# Task to complete:
Work out the number of lines containing "Consumers". Give that number alone.

begin

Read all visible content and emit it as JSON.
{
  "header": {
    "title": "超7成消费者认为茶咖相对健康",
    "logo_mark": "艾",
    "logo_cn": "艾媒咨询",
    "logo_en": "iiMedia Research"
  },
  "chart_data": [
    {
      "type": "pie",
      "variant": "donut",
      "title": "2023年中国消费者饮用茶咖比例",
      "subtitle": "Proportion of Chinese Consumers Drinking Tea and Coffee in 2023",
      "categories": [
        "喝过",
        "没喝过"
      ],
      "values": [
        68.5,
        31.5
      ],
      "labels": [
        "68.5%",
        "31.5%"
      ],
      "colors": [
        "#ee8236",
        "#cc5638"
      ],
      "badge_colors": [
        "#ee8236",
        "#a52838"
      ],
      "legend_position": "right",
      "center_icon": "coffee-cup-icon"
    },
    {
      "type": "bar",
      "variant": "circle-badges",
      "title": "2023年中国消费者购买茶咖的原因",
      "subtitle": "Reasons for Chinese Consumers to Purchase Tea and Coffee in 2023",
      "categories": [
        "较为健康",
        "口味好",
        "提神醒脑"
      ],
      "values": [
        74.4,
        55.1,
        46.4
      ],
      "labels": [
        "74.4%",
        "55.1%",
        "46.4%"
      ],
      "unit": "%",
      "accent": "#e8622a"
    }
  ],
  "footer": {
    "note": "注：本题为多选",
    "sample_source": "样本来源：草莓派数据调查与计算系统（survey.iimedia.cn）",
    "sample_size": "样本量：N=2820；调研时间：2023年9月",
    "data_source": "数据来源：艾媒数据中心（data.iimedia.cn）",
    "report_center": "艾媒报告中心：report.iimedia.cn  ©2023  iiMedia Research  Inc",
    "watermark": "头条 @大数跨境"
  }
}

end
begin

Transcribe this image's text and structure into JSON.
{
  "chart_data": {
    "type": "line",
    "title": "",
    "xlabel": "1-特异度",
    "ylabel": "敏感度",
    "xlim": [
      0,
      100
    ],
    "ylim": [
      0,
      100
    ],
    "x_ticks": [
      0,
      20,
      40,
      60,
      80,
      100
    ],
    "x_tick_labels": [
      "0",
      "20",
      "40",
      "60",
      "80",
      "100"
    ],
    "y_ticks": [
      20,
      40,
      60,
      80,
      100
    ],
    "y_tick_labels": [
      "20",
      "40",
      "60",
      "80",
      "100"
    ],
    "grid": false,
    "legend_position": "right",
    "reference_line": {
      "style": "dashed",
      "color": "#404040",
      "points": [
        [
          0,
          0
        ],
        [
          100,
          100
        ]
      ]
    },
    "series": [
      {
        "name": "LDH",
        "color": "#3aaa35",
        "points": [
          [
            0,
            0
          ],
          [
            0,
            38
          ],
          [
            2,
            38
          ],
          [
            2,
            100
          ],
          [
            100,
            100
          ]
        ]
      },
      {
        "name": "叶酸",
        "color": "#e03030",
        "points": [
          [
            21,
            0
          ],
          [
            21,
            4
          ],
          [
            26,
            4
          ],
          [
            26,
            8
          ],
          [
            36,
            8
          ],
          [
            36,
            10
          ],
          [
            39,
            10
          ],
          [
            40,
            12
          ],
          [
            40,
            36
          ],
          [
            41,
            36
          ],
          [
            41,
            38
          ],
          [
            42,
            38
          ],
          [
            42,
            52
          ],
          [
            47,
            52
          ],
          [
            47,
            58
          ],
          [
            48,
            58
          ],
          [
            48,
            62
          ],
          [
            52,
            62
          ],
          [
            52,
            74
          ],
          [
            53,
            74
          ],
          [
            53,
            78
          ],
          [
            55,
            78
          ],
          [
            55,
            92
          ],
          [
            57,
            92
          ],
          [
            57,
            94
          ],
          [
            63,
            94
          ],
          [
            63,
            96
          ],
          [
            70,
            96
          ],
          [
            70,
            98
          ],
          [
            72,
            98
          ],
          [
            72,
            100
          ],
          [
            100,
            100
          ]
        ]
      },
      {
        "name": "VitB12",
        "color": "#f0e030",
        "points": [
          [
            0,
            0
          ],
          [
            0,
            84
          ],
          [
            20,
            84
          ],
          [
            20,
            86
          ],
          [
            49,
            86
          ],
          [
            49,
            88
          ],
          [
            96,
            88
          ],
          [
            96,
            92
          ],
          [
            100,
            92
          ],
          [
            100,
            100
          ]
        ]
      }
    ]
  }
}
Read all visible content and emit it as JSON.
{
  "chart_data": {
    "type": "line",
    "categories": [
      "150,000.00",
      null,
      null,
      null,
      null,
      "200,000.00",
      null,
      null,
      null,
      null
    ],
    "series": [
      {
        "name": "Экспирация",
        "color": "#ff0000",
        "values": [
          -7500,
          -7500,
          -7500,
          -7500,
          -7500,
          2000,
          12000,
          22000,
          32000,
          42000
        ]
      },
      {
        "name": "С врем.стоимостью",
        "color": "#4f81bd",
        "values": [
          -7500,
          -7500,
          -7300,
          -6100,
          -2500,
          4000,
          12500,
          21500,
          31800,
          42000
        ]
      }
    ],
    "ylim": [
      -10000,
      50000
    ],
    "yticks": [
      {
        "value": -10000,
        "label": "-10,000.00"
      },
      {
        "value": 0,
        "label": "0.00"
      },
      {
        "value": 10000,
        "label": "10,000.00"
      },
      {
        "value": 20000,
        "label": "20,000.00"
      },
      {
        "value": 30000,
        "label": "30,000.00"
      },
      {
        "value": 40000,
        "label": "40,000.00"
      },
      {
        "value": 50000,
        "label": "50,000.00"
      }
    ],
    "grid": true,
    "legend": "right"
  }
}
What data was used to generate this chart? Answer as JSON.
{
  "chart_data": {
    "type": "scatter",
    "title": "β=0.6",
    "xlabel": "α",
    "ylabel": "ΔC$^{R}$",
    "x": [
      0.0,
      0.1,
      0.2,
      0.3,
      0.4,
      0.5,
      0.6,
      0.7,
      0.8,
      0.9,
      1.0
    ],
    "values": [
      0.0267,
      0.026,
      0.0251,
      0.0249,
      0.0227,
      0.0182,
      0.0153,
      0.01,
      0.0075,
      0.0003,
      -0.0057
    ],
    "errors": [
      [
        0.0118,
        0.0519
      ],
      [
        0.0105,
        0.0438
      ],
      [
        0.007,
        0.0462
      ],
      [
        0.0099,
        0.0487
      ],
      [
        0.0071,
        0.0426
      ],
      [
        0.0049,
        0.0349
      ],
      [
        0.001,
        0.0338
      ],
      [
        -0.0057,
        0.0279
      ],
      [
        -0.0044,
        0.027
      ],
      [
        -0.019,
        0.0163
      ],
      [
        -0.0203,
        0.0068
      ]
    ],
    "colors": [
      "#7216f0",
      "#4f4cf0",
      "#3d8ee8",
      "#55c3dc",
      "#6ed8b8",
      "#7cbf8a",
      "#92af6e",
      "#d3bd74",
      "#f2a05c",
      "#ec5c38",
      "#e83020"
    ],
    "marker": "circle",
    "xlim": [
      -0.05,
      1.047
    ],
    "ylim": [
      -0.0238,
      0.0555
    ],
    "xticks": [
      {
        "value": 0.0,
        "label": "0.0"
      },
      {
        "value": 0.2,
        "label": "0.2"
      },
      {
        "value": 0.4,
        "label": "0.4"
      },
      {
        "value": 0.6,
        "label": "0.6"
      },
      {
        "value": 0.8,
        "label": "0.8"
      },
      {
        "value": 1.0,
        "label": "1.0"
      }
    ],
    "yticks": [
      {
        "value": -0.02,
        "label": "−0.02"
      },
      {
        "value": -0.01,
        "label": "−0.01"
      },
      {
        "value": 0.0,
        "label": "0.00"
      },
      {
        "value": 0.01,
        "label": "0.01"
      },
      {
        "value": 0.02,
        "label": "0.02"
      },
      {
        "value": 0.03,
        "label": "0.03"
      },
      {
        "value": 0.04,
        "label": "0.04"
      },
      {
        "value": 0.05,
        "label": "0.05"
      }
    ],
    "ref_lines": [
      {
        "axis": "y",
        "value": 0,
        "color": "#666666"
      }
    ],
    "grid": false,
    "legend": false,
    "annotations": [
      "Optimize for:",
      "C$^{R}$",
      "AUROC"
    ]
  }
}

end

# Problem solution:
2